Data shown:
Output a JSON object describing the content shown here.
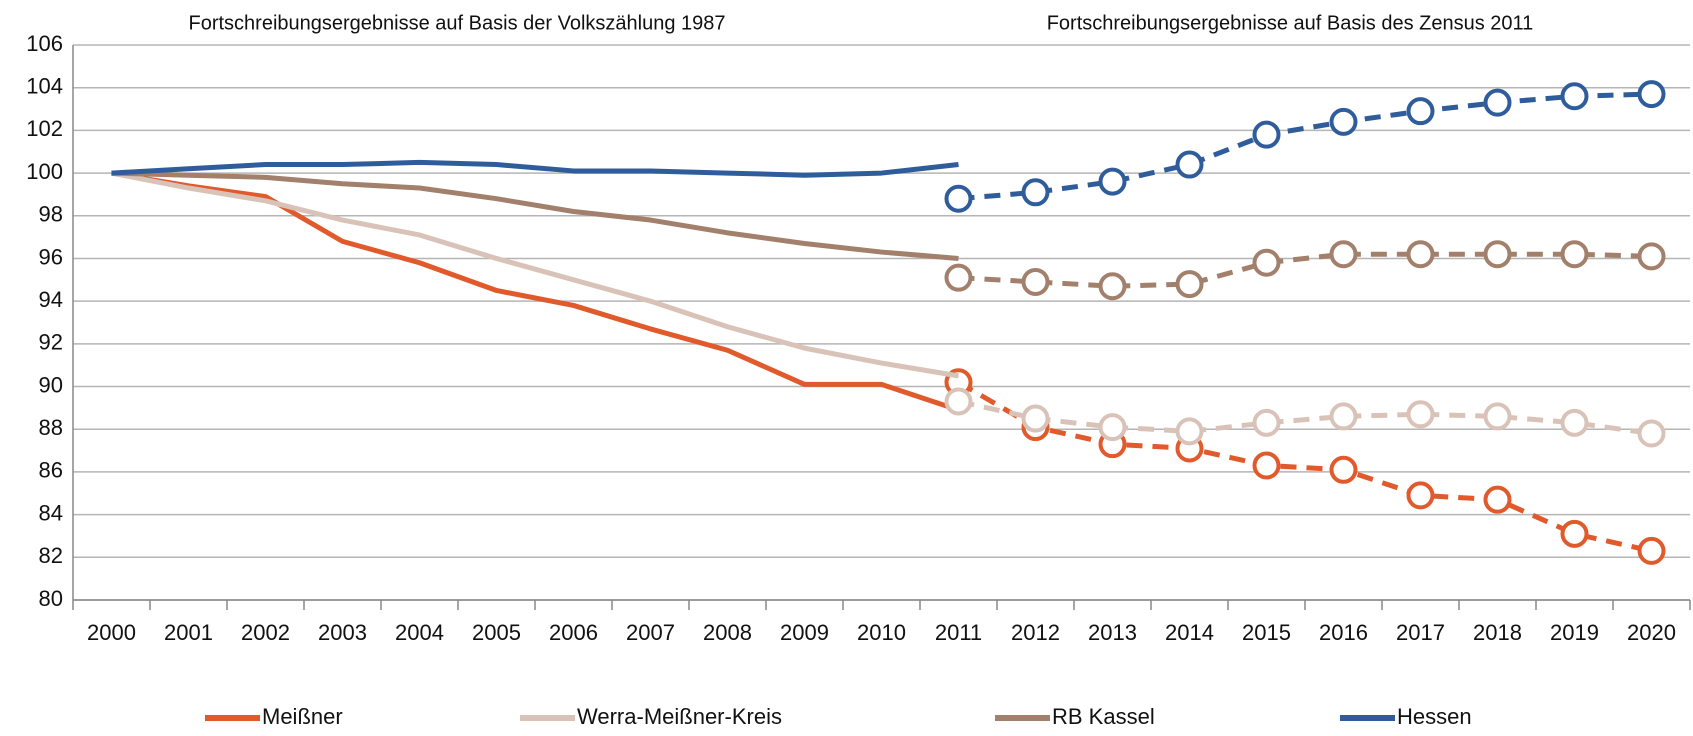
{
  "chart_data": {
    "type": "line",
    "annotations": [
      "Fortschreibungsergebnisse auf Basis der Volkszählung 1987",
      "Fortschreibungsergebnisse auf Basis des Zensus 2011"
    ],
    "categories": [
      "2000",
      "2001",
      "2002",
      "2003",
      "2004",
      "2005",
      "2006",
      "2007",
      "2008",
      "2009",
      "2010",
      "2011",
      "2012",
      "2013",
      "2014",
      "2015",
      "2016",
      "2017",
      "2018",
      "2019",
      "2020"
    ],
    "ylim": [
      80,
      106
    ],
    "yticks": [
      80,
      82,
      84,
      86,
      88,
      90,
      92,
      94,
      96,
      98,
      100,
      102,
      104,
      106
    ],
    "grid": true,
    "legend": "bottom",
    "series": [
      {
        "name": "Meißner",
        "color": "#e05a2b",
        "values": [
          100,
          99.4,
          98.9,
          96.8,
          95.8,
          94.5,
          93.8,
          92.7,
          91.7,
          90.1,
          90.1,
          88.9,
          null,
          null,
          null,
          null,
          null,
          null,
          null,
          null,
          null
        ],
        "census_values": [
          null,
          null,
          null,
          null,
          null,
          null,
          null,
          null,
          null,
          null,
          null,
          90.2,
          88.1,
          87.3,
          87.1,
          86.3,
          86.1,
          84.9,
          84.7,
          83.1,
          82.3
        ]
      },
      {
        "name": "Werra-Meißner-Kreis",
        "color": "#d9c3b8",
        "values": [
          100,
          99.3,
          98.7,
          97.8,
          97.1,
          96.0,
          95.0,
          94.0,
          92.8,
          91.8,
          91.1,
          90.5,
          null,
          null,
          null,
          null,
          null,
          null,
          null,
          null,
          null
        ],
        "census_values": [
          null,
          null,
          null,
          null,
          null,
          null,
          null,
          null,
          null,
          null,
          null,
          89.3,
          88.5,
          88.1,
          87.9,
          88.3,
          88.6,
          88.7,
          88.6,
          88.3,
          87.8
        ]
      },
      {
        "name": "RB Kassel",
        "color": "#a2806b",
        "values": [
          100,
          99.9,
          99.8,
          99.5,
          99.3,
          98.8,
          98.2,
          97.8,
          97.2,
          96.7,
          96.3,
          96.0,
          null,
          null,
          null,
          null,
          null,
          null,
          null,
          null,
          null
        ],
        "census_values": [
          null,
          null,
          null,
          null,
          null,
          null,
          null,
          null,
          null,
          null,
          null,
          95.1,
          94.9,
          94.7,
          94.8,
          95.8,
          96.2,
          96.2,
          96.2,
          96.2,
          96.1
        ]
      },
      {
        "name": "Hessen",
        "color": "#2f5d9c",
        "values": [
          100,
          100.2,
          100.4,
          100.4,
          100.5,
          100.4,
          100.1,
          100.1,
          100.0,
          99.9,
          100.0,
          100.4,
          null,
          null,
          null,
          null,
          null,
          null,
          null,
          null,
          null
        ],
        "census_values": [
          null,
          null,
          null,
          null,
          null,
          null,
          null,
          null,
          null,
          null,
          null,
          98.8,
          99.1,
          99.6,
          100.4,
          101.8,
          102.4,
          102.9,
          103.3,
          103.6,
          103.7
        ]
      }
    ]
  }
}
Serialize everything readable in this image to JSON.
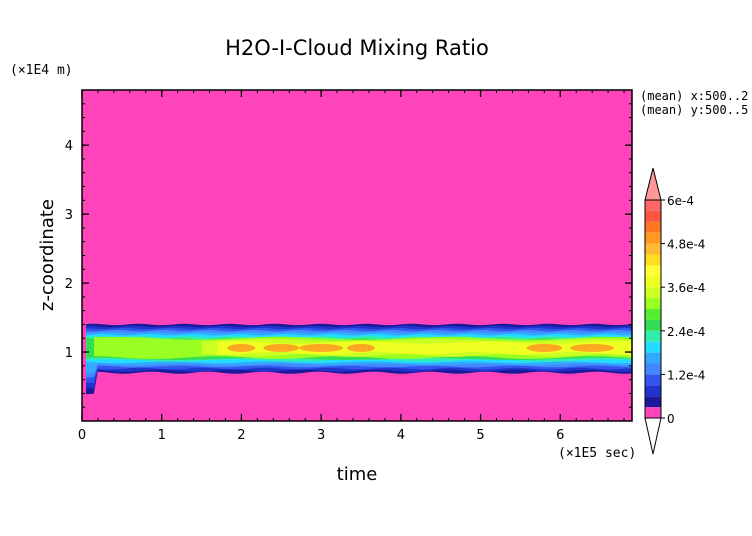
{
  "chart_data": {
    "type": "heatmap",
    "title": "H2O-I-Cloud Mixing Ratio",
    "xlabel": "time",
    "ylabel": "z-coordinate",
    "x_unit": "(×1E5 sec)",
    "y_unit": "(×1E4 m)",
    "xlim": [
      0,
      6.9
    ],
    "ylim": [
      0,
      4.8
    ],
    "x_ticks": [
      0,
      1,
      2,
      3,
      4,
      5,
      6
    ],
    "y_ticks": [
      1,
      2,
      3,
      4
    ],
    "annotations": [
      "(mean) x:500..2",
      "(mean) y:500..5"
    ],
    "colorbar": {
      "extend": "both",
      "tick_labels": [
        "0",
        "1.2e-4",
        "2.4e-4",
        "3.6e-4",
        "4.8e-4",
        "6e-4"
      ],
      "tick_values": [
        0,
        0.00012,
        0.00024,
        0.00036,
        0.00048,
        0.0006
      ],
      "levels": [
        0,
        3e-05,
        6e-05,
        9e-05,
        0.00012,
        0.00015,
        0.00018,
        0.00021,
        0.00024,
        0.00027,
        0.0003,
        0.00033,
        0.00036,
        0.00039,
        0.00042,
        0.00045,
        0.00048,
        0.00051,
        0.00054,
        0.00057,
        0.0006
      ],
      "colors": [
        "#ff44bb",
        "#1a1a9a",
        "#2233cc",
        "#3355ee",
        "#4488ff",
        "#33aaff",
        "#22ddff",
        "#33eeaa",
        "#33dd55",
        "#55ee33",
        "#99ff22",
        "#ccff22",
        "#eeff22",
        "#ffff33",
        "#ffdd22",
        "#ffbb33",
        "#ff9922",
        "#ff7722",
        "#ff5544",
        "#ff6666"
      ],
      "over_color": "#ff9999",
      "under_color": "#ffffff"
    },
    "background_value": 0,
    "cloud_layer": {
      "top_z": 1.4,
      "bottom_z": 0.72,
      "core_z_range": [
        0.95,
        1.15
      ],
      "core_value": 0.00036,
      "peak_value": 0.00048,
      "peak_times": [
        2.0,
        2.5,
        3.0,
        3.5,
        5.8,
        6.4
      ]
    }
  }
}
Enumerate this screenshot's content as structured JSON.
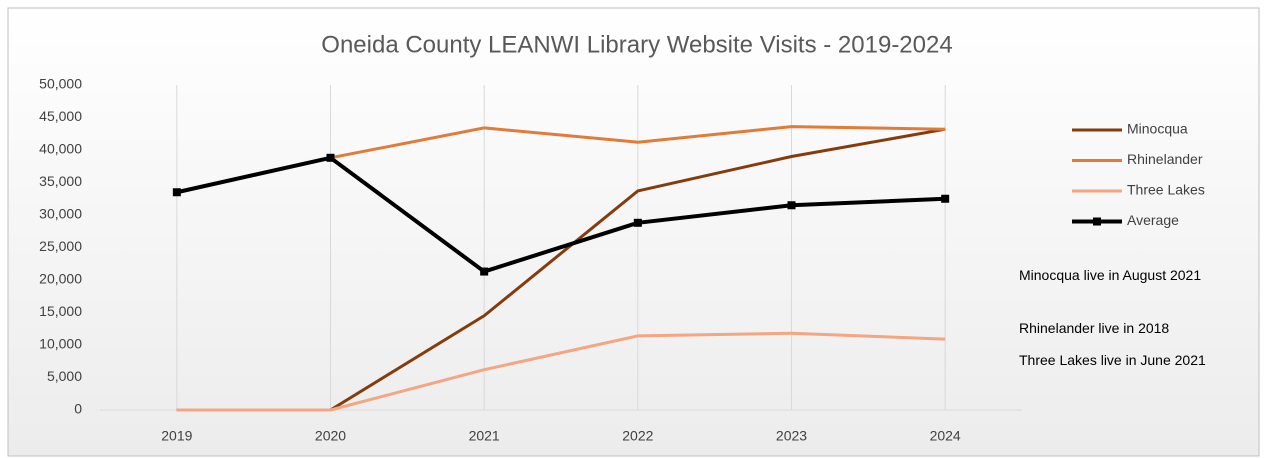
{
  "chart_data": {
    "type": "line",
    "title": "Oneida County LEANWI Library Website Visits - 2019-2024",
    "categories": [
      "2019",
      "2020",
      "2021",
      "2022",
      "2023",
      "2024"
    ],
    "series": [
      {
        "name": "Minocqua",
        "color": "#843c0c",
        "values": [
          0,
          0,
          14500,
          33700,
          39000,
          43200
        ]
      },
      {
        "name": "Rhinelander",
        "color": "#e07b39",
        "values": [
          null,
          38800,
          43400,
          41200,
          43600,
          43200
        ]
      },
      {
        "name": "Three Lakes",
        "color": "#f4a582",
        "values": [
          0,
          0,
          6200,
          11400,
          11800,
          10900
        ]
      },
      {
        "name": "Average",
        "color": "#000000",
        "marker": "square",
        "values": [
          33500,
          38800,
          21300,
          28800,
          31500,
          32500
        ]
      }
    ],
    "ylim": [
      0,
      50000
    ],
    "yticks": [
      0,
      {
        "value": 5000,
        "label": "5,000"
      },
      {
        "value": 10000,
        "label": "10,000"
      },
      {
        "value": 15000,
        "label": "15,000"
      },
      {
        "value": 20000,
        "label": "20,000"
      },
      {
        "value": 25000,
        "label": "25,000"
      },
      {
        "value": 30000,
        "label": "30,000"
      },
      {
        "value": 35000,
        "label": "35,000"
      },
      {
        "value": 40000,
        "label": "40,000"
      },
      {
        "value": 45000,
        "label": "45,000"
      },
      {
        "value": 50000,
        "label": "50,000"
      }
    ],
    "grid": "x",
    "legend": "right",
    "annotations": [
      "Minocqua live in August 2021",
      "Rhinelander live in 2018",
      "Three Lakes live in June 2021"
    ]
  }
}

The exercise: Transcribe all the records above word for word, without their images.

Correct result:
Output a JSON object describing the content shown here.
{
  "chart_data": {
    "type": "line",
    "annotations": [
      "Fortschreibungsergebnisse auf Basis der Volkszählung 1987",
      "Fortschreibungsergebnisse auf Basis des Zensus 2011"
    ],
    "categories": [
      "2000",
      "2001",
      "2002",
      "2003",
      "2004",
      "2005",
      "2006",
      "2007",
      "2008",
      "2009",
      "2010",
      "2011",
      "2012",
      "2013",
      "2014",
      "2015",
      "2016",
      "2017",
      "2018",
      "2019",
      "2020"
    ],
    "ylim": [
      80,
      106
    ],
    "yticks": [
      80,
      82,
      84,
      86,
      88,
      90,
      92,
      94,
      96,
      98,
      100,
      102,
      104,
      106
    ],
    "grid": true,
    "legend": "bottom",
    "series": [
      {
        "name": "Meißner",
        "color": "#e05a2b",
        "values": [
          100,
          99.4,
          98.9,
          96.8,
          95.8,
          94.5,
          93.8,
          92.7,
          91.7,
          90.1,
          90.1,
          88.9,
          null,
          null,
          null,
          null,
          null,
          null,
          null,
          null,
          null
        ],
        "census_values": [
          null,
          null,
          null,
          null,
          null,
          null,
          null,
          null,
          null,
          null,
          null,
          90.2,
          88.1,
          87.3,
          87.1,
          86.3,
          86.1,
          84.9,
          84.7,
          83.1,
          82.3
        ]
      },
      {
        "name": "Werra-Meißner-Kreis",
        "color": "#d9c3b8",
        "values": [
          100,
          99.3,
          98.7,
          97.8,
          97.1,
          96.0,
          95.0,
          94.0,
          92.8,
          91.8,
          91.1,
          90.5,
          null,
          null,
          null,
          null,
          null,
          null,
          null,
          null,
          null
        ],
        "census_values": [
          null,
          null,
          null,
          null,
          null,
          null,
          null,
          null,
          null,
          null,
          null,
          89.3,
          88.5,
          88.1,
          87.9,
          88.3,
          88.6,
          88.7,
          88.6,
          88.3,
          87.8
        ]
      },
      {
        "name": "RB Kassel",
        "color": "#a2806b",
        "values": [
          100,
          99.9,
          99.8,
          99.5,
          99.3,
          98.8,
          98.2,
          97.8,
          97.2,
          96.7,
          96.3,
          96.0,
          null,
          null,
          null,
          null,
          null,
          null,
          null,
          null,
          null
        ],
        "census_values": [
          null,
          null,
          null,
          null,
          null,
          null,
          null,
          null,
          null,
          null,
          null,
          95.1,
          94.9,
          94.7,
          94.8,
          95.8,
          96.2,
          96.2,
          96.2,
          96.2,
          96.1
        ]
      },
      {
        "name": "Hessen",
        "color": "#2f5d9c",
        "values": [
          100,
          100.2,
          100.4,
          100.4,
          100.5,
          100.4,
          100.1,
          100.1,
          100.0,
          99.9,
          100.0,
          100.4,
          null,
          null,
          null,
          null,
          null,
          null,
          null,
          null,
          null
        ],
        "census_values": [
          null,
          null,
          null,
          null,
          null,
          null,
          null,
          null,
          null,
          null,
          null,
          98.8,
          99.1,
          99.6,
          100.4,
          101.8,
          102.4,
          102.9,
          103.3,
          103.6,
          103.7
        ]
      }
    ]
  }
}
Serialize everything readable in this image to JSON.
{
  "chart_data": {
    "type": "heatmap",
    "title": "H2O-I-Cloud Mixing Ratio",
    "xlabel": "time",
    "ylabel": "z-coordinate",
    "x_unit": "(×1E5 sec)",
    "y_unit": "(×1E4 m)",
    "xlim": [
      0,
      6.9
    ],
    "ylim": [
      0,
      4.8
    ],
    "x_ticks": [
      0,
      1,
      2,
      3,
      4,
      5,
      6
    ],
    "y_ticks": [
      1,
      2,
      3,
      4
    ],
    "annotations": [
      "(mean) x:500..2",
      "(mean) y:500..5"
    ],
    "colorbar": {
      "extend": "both",
      "tick_labels": [
        "0",
        "1.2e-4",
        "2.4e-4",
        "3.6e-4",
        "4.8e-4",
        "6e-4"
      ],
      "tick_values": [
        0,
        0.00012,
        0.00024,
        0.00036,
        0.00048,
        0.0006
      ],
      "levels": [
        0,
        3e-05,
        6e-05,
        9e-05,
        0.00012,
        0.00015,
        0.00018,
        0.00021,
        0.00024,
        0.00027,
        0.0003,
        0.00033,
        0.00036,
        0.00039,
        0.00042,
        0.00045,
        0.00048,
        0.00051,
        0.00054,
        0.00057,
        0.0006
      ],
      "colors": [
        "#ff44bb",
        "#1a1a9a",
        "#2233cc",
        "#3355ee",
        "#4488ff",
        "#33aaff",
        "#22ddff",
        "#33eeaa",
        "#33dd55",
        "#55ee33",
        "#99ff22",
        "#ccff22",
        "#eeff22",
        "#ffff33",
        "#ffdd22",
        "#ffbb33",
        "#ff9922",
        "#ff7722",
        "#ff5544",
        "#ff6666"
      ],
      "over_color": "#ff9999",
      "under_color": "#ffffff"
    },
    "background_value": 0,
    "cloud_layer": {
      "top_z": 1.4,
      "bottom_z": 0.72,
      "core_z_range": [
        0.95,
        1.15
      ],
      "core_value": 0.00036,
      "peak_value": 0.00048,
      "peak_times": [
        2.0,
        2.5,
        3.0,
        3.5,
        5.8,
        6.4
      ]
    }
  }
}
Enumerate this screenshot's content as structured JSON.
{
  "chart_data": {
    "type": "line",
    "title": "Oneida County LEANWI Library Website Visits - 2019-2024",
    "categories": [
      "2019",
      "2020",
      "2021",
      "2022",
      "2023",
      "2024"
    ],
    "series": [
      {
        "name": "Minocqua",
        "color": "#843c0c",
        "values": [
          0,
          0,
          14500,
          33700,
          39000,
          43200
        ]
      },
      {
        "name": "Rhinelander",
        "color": "#e07b39",
        "values": [
          null,
          38800,
          43400,
          41200,
          43600,
          43200
        ]
      },
      {
        "name": "Three Lakes",
        "color": "#f4a582",
        "values": [
          0,
          0,
          6200,
          11400,
          11800,
          10900
        ]
      },
      {
        "name": "Average",
        "color": "#000000",
        "marker": "square",
        "values": [
          33500,
          38800,
          21300,
          28800,
          31500,
          32500
        ]
      }
    ],
    "ylim": [
      0,
      50000
    ],
    "yticks": [
      0,
      {
        "value": 5000,
        "label": "5,000"
      },
      {
        "value": 10000,
        "label": "10,000"
      },
      {
        "value": 15000,
        "label": "15,000"
      },
      {
        "value": 20000,
        "label": "20,000"
      },
      {
        "value": 25000,
        "label": "25,000"
      },
      {
        "value": 30000,
        "label": "30,000"
      },
      {
        "value": 35000,
        "label": "35,000"
      },
      {
        "value": 40000,
        "label": "40,000"
      },
      {
        "value": 45000,
        "label": "45,000"
      },
      {
        "value": 50000,
        "label": "50,000"
      }
    ],
    "grid": "x",
    "legend": "right",
    "annotations": [
      "Minocqua live in August 2021",
      "Rhinelander live in 2018",
      "Three Lakes live in June 2021"
    ]
  }
}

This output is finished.